_Your objective:_ Locate the string "Widescreen" in the records below. Copy every line where it occurs.

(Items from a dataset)
----

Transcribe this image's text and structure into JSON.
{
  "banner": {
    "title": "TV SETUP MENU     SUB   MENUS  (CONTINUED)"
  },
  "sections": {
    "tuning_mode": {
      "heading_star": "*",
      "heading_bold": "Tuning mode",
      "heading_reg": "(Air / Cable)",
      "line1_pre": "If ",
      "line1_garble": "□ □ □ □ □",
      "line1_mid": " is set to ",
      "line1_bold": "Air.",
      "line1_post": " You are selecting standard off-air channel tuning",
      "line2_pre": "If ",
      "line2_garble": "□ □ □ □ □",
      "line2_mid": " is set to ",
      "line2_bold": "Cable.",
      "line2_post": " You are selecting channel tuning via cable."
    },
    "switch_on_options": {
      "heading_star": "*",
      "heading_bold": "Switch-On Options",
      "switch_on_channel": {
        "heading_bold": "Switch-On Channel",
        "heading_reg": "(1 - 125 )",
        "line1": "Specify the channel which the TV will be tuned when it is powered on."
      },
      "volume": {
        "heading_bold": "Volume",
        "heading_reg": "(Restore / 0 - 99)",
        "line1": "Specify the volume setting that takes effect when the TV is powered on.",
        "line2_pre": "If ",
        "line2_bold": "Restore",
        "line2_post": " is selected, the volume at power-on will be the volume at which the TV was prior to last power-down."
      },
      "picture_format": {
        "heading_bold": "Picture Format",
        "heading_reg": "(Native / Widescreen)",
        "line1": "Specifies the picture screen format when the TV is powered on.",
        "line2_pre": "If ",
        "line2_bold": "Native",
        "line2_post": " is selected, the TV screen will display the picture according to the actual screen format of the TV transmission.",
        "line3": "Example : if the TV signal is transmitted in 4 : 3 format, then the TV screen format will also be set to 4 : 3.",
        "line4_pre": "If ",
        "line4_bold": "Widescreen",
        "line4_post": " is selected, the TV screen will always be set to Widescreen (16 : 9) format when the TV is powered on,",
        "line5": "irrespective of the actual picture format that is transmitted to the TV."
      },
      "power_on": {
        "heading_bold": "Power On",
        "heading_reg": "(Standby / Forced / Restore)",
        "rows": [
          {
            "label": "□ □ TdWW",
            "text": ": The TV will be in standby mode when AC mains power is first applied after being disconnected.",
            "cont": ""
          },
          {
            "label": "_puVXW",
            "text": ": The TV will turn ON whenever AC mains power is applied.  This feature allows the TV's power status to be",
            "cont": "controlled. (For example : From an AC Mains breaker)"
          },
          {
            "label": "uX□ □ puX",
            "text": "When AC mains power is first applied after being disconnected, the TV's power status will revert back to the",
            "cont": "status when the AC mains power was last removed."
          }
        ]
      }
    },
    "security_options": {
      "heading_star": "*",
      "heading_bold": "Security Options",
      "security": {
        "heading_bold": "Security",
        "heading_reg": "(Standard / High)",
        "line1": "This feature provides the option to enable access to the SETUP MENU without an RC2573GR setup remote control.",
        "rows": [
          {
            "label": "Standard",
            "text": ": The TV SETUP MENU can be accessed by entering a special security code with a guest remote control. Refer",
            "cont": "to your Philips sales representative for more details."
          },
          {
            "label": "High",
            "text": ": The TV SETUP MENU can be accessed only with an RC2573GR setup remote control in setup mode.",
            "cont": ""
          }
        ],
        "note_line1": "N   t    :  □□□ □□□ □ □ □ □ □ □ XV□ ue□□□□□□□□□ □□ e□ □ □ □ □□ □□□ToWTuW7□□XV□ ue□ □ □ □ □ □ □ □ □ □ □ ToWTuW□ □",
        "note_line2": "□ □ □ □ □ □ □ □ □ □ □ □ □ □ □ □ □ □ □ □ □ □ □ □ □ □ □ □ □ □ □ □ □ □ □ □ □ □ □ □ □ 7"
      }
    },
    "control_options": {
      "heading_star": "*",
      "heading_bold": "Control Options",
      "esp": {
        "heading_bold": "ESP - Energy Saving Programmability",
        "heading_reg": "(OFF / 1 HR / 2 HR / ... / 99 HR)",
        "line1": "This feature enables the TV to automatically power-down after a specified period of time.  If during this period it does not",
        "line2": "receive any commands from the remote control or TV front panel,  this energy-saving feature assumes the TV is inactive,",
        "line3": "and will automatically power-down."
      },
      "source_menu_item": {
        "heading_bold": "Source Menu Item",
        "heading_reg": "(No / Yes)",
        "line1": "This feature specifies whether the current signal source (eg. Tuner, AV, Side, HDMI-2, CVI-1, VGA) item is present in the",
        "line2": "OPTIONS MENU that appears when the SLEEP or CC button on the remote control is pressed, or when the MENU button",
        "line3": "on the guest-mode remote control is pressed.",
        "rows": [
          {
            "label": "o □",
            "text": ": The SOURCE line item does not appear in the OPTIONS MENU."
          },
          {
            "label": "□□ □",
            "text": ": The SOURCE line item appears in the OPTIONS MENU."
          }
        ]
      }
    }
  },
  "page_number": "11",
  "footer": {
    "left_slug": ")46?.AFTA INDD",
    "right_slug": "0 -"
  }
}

----

_Result of this task:_
        "heading_reg": "(Native / Widescreen)",
        "line4_bold": "Widescreen",
        "line4_post": " is selected, the TV screen will always be set to Widescreen (16 : 9) format when the TV is powered on,",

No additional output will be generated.